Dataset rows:

------------------------------

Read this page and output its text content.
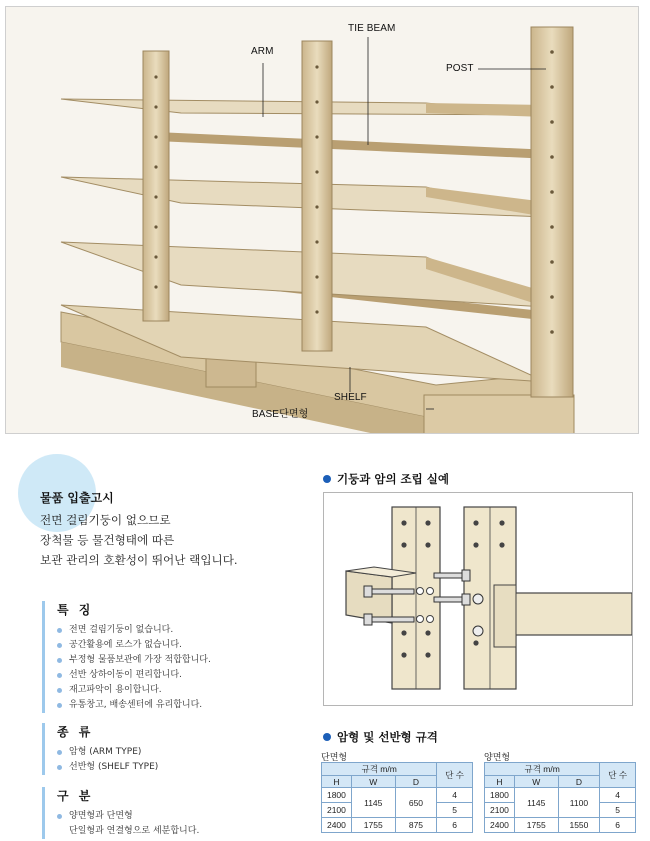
ARM
TIE BEAM
POST
SHELF
BASE단면형
물품 입출고시
전면 걸림기둥이 없으므로
장척물 등 물건형태에 따른
보관 관리의 호환성이 뛰어난 랙입니다.
특 징
전면 걸림기둥이 없습니다.
공간활용에 로스가 없습니다.
부정형 물품보관에 가장 적합합니다.
선반 상하이동이 편리합니다.
재고파악이 용이합니다.
유통창고, 배송센터에 유리합니다.
종 류
암형 (ARM TYPE)
선반형 (SHELF TYPE)
구 분
양면형과 단면형
단일형과 연결형으로 세분합니다.
기둥과 암의 조립 실예
암형 및 선반형 규격
단면형
규격 m/m			단 수
H	W	D	
1800	1145	650	4
2100			5
2400	1755	875	6
양면형
규격 m/m			단 수
H	W	D	
1800	1145	1100	4
2100			5
2400	1755	1550	6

------------------------------

■ **YOUR GOAL**
Reproduce all the entries that precede this task, word for word, minus any pictures.

■ **THE SOLUTION**
Read this page and output its text content.
ARM
TIE BEAM
POST
SHELF
BASE단면형
물품 입출고시
전면 걸림기둥이 없으므로
장척물 등 물건형태에 따른
보관 관리의 호환성이 뛰어난 랙입니다.
특 징
전면 걸림기둥이 없습니다.
공간활용에 로스가 없습니다.
부정형 물품보관에 가장 적합합니다.
선반 상하이동이 편리합니다.
재고파악이 용이합니다.
유통창고, 배송센터에 유리합니다.
종 류
암형 (ARM TYPE)
선반형 (SHELF TYPE)
구 분
양면형과 단면형
단일형과 연결형으로 세분합니다.
기둥과 암의 조립 실예
암형 및 선반형 규격
단면형
규격 m/m			단 수
H	W	D	
1800	1145	650	4
2100			5
2400	1755	875	6
양면형
규격 m/m			단 수
H	W	D	
1800	1145	1100	4
2100			5
2400	1755	1550	6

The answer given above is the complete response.